— start —

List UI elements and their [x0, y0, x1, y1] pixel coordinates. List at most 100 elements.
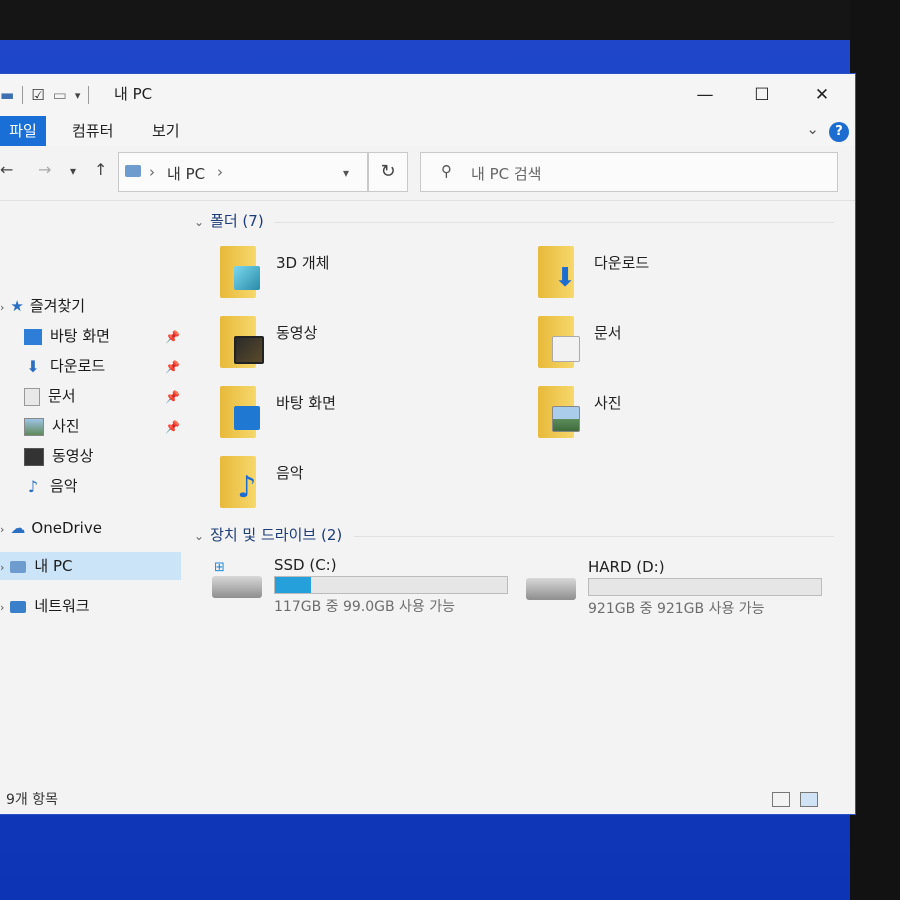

— end —
— start —

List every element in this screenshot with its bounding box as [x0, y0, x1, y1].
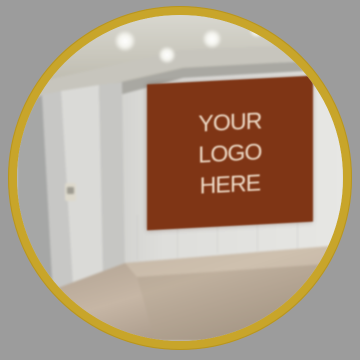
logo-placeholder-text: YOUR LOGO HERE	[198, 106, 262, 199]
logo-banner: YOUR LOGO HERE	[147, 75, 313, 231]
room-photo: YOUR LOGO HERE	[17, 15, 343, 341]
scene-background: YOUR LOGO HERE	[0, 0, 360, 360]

— end —
— start —

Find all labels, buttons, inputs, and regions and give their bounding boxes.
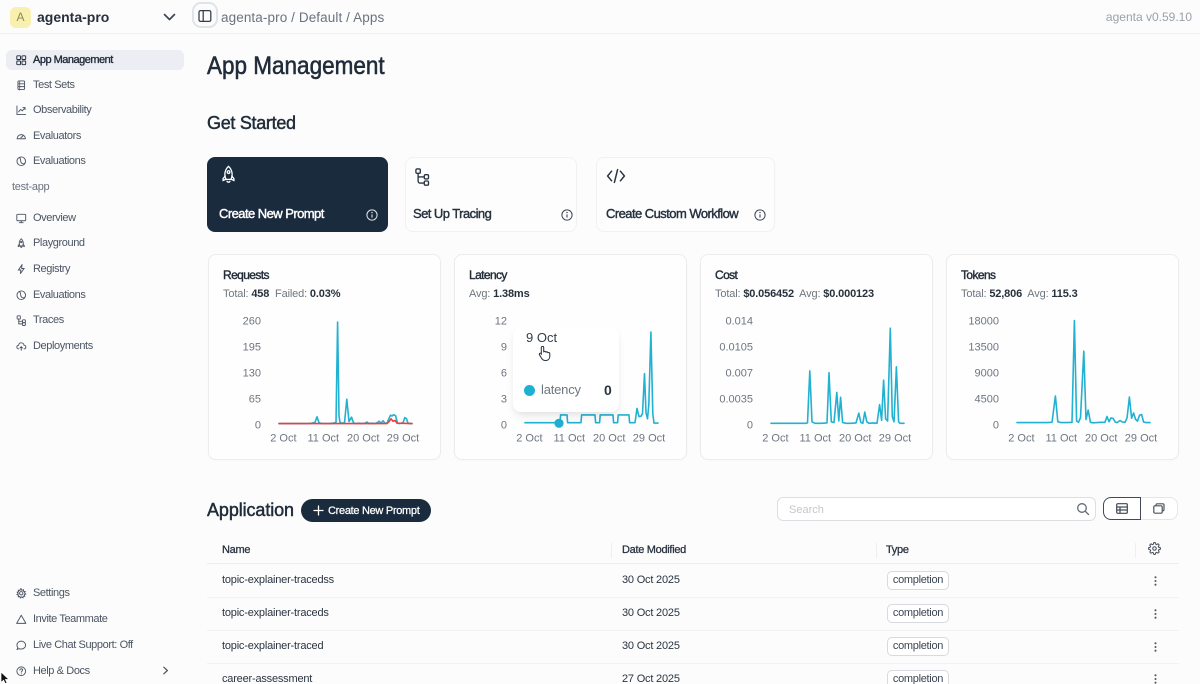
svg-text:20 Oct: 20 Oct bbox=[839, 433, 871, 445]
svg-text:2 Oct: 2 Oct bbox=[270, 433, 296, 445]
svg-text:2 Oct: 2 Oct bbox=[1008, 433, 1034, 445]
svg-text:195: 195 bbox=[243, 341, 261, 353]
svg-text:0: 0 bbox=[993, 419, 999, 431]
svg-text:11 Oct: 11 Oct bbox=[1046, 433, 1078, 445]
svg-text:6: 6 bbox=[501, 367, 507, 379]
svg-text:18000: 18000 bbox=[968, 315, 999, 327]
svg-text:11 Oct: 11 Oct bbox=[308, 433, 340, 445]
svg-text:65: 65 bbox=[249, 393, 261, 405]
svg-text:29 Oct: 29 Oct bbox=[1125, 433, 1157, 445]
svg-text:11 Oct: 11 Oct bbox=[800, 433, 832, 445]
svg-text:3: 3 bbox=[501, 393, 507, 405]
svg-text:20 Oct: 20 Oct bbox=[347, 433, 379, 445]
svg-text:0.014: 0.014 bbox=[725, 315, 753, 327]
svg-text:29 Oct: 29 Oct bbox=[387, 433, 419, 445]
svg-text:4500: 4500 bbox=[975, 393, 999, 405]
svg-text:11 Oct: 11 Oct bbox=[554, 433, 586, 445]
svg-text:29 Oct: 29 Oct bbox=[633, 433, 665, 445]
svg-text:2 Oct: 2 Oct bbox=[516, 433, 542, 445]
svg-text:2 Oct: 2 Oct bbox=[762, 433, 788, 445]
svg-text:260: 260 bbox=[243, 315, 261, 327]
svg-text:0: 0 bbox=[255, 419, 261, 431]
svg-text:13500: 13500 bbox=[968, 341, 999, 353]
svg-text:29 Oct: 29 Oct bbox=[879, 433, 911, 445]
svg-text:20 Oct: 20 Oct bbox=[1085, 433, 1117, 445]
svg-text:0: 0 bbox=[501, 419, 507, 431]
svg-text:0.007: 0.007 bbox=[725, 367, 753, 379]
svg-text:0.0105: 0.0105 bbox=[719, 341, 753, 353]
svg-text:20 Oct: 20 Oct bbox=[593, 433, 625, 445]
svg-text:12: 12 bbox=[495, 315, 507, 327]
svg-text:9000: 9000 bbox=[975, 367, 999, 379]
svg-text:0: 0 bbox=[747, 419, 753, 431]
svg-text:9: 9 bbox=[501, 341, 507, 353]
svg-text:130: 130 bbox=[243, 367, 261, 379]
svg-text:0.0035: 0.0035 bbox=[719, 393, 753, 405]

— end —

## Problem to solve
Copy the listing from the line that contains "List every element" through the line that contains "scene-background: YOUR LOGO", with "screenshot" changed to "screen capture" and nothing else altered. Give only those lines, and leave out the pictures.

## Final result
List every element in this screen capture with its bounding box as [x0, y0, x1, y1].
logo-placeholder-text: YOUR LOGO HERE	[198, 106, 262, 199]
logo-banner: YOUR LOGO HERE	[147, 75, 313, 231]
room-photo: YOUR LOGO HERE	[17, 15, 343, 341]
scene-background: YOUR LOGO HERE	[0, 0, 360, 360]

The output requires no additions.